◆ **GIVEN EXERCISE**
Quote the listing in full, exactly as given, minus any pictures.

— start —

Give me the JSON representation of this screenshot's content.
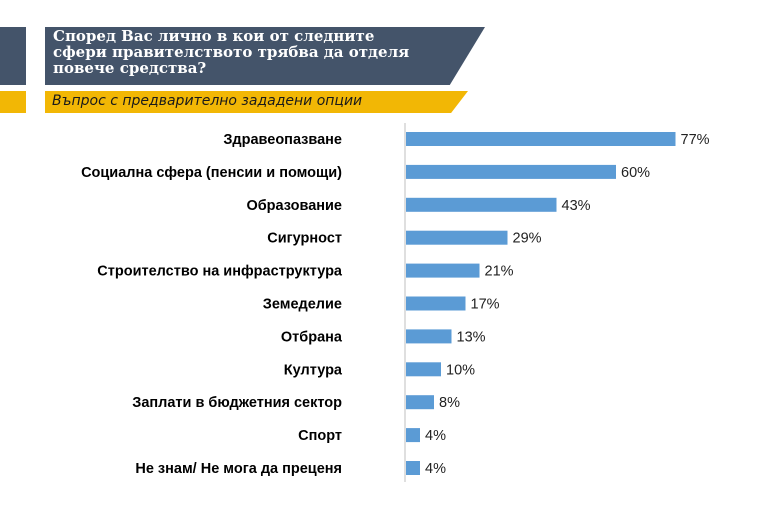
{
  "header": {
    "title": "Според Вас лично в кои от следните сфери правителството трябва да отделя повече средства?",
    "subtitle": "Въпрос с предварително зададени опции"
  },
  "colors": {
    "title_bg": "#44546a",
    "subtitle_bg": "#f2b705",
    "bar": "#5b9bd5"
  },
  "chart_data": {
    "type": "bar",
    "orientation": "horizontal",
    "categories": [
      "Здравеопазване",
      "Социална сфера (пенсии и помощи)",
      "Образование",
      "Сигурност",
      "Строителство на инфраструктура",
      "Земеделие",
      "Отбрана",
      "Култура",
      "Заплати в бюджетния сектор",
      "Спорт",
      "Не знам/ Не мога да преценя"
    ],
    "values": [
      77,
      60,
      43,
      29,
      21,
      17,
      13,
      10,
      8,
      4,
      4
    ],
    "value_labels": [
      "77%",
      "60%",
      "43%",
      "29%",
      "21%",
      "17%",
      "13%",
      "10%",
      "8%",
      "4%",
      "4%"
    ],
    "unit": "%",
    "grid": false
  }
}
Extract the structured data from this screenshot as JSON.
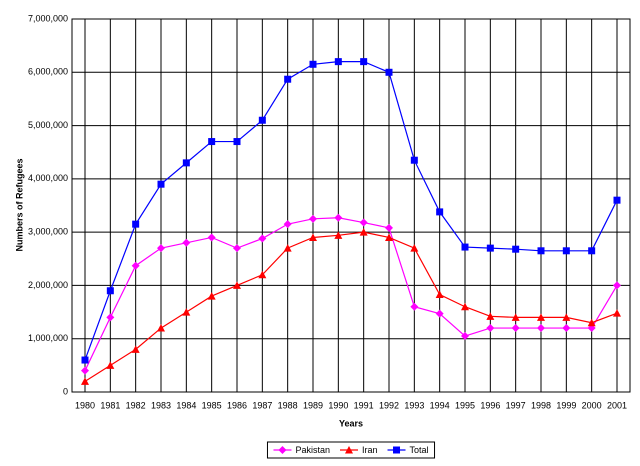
{
  "chart_data": {
    "type": "line",
    "x_label": "Years",
    "y_label": "Numbers of Refugees",
    "categories": [
      "1980",
      "1981",
      "1982",
      "1983",
      "1984",
      "1985",
      "1986",
      "1987",
      "1988",
      "1989",
      "1990",
      "1991",
      "1992",
      "1993",
      "1994",
      "1995",
      "1996",
      "1997",
      "1998",
      "1999",
      "2000",
      "2001"
    ],
    "series": [
      {
        "name": "Pakistan",
        "color": "#ff00ff",
        "marker": "diamond",
        "values": [
          400000,
          1400000,
          2370000,
          2700000,
          2800000,
          2900000,
          2700000,
          2880000,
          3150000,
          3250000,
          3270000,
          3180000,
          3080000,
          1600000,
          1470000,
          1050000,
          1200000,
          1200000,
          1200000,
          1200000,
          1200000,
          2000000
        ]
      },
      {
        "name": "Iran",
        "color": "#ff0000",
        "marker": "triangle",
        "values": [
          200000,
          500000,
          800000,
          1200000,
          1500000,
          1800000,
          2000000,
          2200000,
          2700000,
          2900000,
          2940000,
          3000000,
          2900000,
          2700000,
          1830000,
          1600000,
          1420000,
          1400000,
          1400000,
          1400000,
          1300000,
          1480000
        ]
      },
      {
        "name": "Total",
        "color": "#0000ff",
        "marker": "square",
        "values": [
          600000,
          1900000,
          3150000,
          3900000,
          4300000,
          4700000,
          4700000,
          5100000,
          5870000,
          6150000,
          6200000,
          6200000,
          6000000,
          4350000,
          3380000,
          2720000,
          2700000,
          2680000,
          2650000,
          2650000,
          2650000,
          3600000
        ]
      }
    ],
    "ylim": [
      0,
      7000000
    ],
    "yticks": [
      0,
      {
        "value": 1000000,
        "label": "1,000,000"
      },
      {
        "value": 2000000,
        "label": "2,000,000"
      },
      {
        "value": 3000000,
        "label": "3,000,000"
      },
      {
        "value": 4000000,
        "label": "4,000,000"
      },
      {
        "value": 5000000,
        "label": "5,000,000"
      },
      {
        "value": 6000000,
        "label": "6,000,000"
      },
      {
        "value": 7000000,
        "label": "7,000,000"
      }
    ],
    "grid": true,
    "legend": "bottom"
  }
}
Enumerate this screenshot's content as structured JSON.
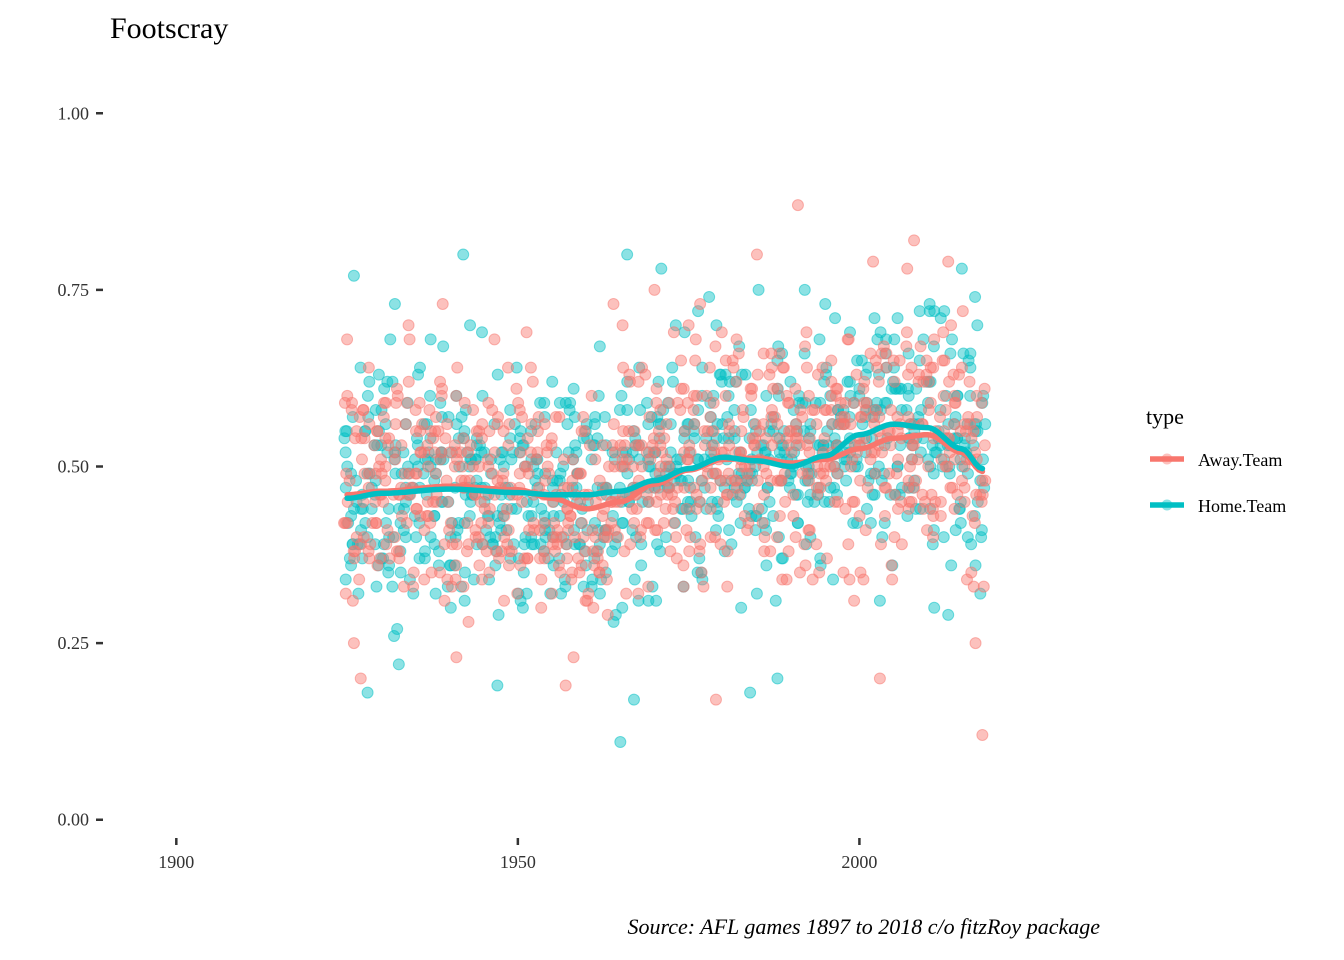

— end —

◆ **TASK RESPONSE**
Give me the JSON representation of this screenshot's content.
{
  "header": {
    "title": "Според Вас лично в кои от следните сфери правителството трябва да отделя повече средства?",
    "subtitle": "Въпрос с предварително зададени опции"
  },
  "colors": {
    "title_bg": "#44546a",
    "subtitle_bg": "#f2b705",
    "bar": "#5b9bd5"
  },
  "chart_data": {
    "type": "bar",
    "orientation": "horizontal",
    "categories": [
      "Здравеопазване",
      "Социална сфера (пенсии и помощи)",
      "Образование",
      "Сигурност",
      "Строителство на инфраструктура",
      "Земеделие",
      "Отбрана",
      "Култура",
      "Заплати в бюджетния сектор",
      "Спорт",
      "Не знам/ Не мога да преценя"
    ],
    "values": [
      77,
      60,
      43,
      29,
      21,
      17,
      13,
      10,
      8,
      4,
      4
    ],
    "value_labels": [
      "77%",
      "60%",
      "43%",
      "29%",
      "21%",
      "17%",
      "13%",
      "10%",
      "8%",
      "4%",
      "4%"
    ],
    "unit": "%",
    "grid": false
  }
}
Extract the structured data from this screenshot as JSON.
{
  "chart_data": {
    "type": "line",
    "x_label": "Years",
    "y_label": "Numbers of Refugees",
    "categories": [
      "1980",
      "1981",
      "1982",
      "1983",
      "1984",
      "1985",
      "1986",
      "1987",
      "1988",
      "1989",
      "1990",
      "1991",
      "1992",
      "1993",
      "1994",
      "1995",
      "1996",
      "1997",
      "1998",
      "1999",
      "2000",
      "2001"
    ],
    "series": [
      {
        "name": "Pakistan",
        "color": "#ff00ff",
        "marker": "diamond",
        "values": [
          400000,
          1400000,
          2370000,
          2700000,
          2800000,
          2900000,
          2700000,
          2880000,
          3150000,
          3250000,
          3270000,
          3180000,
          3080000,
          1600000,
          1470000,
          1050000,
          1200000,
          1200000,
          1200000,
          1200000,
          1200000,
          2000000
        ]
      },
      {
        "name": "Iran",
        "color": "#ff0000",
        "marker": "triangle",
        "values": [
          200000,
          500000,
          800000,
          1200000,
          1500000,
          1800000,
          2000000,
          2200000,
          2700000,
          2900000,
          2940000,
          3000000,
          2900000,
          2700000,
          1830000,
          1600000,
          1420000,
          1400000,
          1400000,
          1400000,
          1300000,
          1480000
        ]
      },
      {
        "name": "Total",
        "color": "#0000ff",
        "marker": "square",
        "values": [
          600000,
          1900000,
          3150000,
          3900000,
          4300000,
          4700000,
          4700000,
          5100000,
          5870000,
          6150000,
          6200000,
          6200000,
          6000000,
          4350000,
          3380000,
          2720000,
          2700000,
          2680000,
          2650000,
          2650000,
          2650000,
          3600000
        ]
      }
    ],
    "ylim": [
      0,
      7000000
    ],
    "yticks": [
      0,
      {
        "value": 1000000,
        "label": "1,000,000"
      },
      {
        "value": 2000000,
        "label": "2,000,000"
      },
      {
        "value": 3000000,
        "label": "3,000,000"
      },
      {
        "value": 4000000,
        "label": "4,000,000"
      },
      {
        "value": 5000000,
        "label": "5,000,000"
      },
      {
        "value": 6000000,
        "label": "6,000,000"
      },
      {
        "value": 7000000,
        "label": "7,000,000"
      }
    ],
    "grid": true,
    "legend": "bottom"
  }
}
Enumerate this screenshot's content as structured JSON.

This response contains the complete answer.